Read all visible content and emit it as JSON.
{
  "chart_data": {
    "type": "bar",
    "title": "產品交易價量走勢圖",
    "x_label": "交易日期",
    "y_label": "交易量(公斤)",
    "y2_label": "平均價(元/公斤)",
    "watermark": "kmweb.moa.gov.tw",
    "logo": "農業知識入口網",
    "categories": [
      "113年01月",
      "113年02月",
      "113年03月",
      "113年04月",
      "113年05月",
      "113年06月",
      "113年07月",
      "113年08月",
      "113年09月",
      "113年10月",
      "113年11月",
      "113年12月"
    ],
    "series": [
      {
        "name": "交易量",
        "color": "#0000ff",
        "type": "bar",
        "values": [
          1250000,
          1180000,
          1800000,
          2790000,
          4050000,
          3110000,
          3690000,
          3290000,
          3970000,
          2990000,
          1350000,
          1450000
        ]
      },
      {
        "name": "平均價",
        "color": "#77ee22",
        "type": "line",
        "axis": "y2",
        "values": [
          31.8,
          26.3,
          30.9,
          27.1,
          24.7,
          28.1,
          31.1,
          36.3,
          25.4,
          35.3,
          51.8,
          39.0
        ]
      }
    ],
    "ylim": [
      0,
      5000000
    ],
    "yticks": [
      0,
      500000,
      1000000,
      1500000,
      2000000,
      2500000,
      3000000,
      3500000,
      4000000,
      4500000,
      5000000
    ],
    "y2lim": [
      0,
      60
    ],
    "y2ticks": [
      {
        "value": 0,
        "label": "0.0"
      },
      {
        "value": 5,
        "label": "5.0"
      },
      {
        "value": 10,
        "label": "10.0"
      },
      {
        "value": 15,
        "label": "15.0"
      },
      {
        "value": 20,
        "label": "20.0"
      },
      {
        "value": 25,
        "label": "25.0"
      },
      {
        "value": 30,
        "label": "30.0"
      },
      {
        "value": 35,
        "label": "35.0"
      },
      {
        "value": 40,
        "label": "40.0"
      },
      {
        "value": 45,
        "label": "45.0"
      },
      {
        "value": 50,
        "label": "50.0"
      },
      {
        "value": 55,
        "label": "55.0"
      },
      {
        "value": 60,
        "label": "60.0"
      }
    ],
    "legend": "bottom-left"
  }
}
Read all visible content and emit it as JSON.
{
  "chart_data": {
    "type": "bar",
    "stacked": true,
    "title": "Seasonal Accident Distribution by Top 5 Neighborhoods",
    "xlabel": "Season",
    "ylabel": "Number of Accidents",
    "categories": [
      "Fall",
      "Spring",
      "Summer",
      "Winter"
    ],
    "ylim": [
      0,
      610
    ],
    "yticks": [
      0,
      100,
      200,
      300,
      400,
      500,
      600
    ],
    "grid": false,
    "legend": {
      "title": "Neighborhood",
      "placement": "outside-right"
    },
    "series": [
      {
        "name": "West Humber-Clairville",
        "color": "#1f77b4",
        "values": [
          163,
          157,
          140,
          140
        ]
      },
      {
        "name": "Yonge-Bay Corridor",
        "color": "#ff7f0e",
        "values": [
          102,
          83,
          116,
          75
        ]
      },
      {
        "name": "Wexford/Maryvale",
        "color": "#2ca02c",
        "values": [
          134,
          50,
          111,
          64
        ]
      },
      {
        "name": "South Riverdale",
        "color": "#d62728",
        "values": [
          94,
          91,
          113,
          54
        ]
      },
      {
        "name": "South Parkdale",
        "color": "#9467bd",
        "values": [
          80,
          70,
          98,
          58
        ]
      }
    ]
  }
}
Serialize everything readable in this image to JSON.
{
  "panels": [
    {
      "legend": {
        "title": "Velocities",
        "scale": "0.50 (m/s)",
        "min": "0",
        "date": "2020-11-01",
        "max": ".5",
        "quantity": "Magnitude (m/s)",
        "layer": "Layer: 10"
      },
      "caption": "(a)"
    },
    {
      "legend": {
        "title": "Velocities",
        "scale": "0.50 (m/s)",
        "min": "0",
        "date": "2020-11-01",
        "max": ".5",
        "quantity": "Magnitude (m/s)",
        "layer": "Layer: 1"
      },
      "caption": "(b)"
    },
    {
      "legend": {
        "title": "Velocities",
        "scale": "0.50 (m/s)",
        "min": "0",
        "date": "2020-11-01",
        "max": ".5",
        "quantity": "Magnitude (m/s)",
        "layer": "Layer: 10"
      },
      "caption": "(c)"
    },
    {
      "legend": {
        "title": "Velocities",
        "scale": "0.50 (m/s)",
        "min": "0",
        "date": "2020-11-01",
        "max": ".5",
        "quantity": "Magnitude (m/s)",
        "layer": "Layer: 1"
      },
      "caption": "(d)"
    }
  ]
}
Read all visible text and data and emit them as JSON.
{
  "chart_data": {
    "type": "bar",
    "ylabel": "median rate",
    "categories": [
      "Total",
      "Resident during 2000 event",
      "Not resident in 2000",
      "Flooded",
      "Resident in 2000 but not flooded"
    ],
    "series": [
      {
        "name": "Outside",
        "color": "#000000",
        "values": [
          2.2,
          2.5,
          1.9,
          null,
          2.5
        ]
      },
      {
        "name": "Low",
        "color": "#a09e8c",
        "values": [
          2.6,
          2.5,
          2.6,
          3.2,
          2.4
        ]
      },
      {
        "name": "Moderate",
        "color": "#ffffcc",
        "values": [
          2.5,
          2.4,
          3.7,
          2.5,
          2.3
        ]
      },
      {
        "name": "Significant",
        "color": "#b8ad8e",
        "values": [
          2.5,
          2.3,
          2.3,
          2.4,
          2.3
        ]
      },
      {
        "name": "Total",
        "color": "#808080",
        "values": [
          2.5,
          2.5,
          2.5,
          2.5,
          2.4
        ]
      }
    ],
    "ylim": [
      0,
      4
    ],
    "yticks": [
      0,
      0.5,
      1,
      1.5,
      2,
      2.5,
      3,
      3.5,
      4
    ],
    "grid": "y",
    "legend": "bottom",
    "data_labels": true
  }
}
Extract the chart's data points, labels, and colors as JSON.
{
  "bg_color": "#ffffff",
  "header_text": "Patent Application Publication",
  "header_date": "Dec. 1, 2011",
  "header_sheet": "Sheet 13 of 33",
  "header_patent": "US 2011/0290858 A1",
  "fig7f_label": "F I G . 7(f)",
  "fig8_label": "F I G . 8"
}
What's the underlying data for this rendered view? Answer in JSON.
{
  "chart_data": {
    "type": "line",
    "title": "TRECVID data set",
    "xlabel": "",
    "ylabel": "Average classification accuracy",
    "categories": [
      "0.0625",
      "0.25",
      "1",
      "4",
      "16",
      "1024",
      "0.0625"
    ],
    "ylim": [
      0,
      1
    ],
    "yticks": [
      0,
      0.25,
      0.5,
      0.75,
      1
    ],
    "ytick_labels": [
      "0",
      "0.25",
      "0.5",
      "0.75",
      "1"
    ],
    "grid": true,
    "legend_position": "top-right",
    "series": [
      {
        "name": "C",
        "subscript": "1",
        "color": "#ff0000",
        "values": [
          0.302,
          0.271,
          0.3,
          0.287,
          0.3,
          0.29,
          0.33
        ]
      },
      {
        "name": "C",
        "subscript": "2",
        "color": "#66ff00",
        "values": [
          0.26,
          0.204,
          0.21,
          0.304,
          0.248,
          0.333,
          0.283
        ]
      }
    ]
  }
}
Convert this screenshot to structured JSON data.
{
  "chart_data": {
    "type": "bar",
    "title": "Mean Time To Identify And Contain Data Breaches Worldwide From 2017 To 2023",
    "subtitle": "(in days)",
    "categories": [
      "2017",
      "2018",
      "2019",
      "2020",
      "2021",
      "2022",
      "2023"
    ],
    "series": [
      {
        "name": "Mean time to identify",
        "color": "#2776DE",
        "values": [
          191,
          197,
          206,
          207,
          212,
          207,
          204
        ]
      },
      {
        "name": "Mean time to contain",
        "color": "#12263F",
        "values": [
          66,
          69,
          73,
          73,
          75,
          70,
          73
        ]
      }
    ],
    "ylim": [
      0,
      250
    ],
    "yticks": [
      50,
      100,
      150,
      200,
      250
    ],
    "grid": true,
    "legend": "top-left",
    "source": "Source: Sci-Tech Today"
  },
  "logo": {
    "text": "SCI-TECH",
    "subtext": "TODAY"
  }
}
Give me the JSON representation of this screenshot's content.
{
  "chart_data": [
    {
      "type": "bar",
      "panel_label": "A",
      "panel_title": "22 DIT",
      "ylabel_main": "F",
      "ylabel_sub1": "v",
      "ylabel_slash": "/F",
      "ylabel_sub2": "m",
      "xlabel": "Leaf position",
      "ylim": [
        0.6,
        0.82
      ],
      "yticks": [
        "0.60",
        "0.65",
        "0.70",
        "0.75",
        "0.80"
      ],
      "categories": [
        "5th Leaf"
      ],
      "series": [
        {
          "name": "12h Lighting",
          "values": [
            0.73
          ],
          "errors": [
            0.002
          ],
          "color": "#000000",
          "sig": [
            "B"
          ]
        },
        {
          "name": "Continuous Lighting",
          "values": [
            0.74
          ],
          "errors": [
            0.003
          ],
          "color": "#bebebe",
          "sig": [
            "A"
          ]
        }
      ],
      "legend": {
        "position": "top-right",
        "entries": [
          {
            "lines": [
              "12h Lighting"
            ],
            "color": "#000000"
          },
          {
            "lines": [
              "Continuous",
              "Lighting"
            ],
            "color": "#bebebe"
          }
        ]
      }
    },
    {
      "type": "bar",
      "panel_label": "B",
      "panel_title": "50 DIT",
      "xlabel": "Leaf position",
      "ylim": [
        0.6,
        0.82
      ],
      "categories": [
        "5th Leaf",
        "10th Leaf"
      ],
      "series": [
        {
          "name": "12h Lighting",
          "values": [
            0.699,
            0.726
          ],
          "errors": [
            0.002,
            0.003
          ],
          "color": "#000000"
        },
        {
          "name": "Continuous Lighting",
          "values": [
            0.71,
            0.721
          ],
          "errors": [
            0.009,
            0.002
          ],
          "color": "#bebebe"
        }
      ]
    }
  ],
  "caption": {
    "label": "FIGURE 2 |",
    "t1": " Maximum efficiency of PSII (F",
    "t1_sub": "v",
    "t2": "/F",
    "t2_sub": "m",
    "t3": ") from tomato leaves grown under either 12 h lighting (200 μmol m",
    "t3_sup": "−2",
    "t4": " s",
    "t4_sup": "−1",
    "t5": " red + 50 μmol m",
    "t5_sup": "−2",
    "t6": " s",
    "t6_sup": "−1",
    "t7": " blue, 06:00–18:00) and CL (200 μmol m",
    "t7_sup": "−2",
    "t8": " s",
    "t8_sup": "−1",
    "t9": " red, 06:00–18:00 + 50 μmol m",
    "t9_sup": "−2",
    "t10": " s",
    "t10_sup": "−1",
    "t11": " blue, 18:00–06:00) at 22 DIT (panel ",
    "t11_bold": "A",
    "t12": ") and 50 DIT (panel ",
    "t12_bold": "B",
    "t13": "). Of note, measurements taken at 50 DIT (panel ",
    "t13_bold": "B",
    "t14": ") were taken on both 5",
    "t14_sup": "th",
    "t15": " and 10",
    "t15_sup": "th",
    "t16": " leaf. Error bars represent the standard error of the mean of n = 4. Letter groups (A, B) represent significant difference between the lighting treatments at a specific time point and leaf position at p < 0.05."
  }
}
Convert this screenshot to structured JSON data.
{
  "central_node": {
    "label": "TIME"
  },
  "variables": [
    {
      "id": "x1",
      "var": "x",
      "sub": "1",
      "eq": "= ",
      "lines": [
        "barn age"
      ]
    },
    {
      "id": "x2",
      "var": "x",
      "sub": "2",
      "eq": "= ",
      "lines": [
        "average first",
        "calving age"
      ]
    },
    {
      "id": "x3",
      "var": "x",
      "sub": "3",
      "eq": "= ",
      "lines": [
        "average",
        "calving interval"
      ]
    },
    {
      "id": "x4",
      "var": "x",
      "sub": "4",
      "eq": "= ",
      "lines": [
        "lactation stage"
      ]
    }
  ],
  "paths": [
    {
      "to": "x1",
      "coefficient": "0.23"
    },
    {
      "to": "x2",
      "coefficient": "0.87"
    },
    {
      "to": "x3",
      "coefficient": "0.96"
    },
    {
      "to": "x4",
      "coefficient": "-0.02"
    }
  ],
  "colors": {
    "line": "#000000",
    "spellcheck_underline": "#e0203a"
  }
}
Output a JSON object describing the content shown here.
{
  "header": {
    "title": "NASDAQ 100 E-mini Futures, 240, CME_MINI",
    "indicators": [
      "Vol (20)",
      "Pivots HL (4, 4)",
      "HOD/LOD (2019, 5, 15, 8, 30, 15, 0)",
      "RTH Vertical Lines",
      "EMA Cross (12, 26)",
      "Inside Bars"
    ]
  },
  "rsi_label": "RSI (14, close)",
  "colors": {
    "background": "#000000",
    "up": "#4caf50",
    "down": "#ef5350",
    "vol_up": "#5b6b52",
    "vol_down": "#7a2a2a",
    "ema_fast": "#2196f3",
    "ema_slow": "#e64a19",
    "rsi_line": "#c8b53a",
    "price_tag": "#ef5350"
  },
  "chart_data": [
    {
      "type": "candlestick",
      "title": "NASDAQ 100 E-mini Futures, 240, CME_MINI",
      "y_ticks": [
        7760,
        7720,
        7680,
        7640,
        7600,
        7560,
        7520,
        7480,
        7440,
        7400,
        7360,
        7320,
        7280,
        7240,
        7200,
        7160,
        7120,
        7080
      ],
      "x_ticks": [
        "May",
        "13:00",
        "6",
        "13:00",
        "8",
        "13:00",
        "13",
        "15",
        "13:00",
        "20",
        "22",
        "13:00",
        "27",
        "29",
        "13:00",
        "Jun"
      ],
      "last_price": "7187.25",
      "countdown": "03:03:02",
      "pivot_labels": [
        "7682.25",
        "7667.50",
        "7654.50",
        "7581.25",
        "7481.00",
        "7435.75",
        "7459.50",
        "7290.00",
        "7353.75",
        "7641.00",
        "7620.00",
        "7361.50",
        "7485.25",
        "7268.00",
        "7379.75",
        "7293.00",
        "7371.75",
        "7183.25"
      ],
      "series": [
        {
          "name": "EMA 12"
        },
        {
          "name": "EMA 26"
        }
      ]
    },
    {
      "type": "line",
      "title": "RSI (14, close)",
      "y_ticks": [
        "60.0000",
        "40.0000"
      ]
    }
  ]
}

— TASK PROMPT —
In the records above, find each line with the word "bebebe" and copy it.

— RESULT BELOW —
          "color": "#bebebe",
            "color": "#bebebe"
          "color": "#bebebe"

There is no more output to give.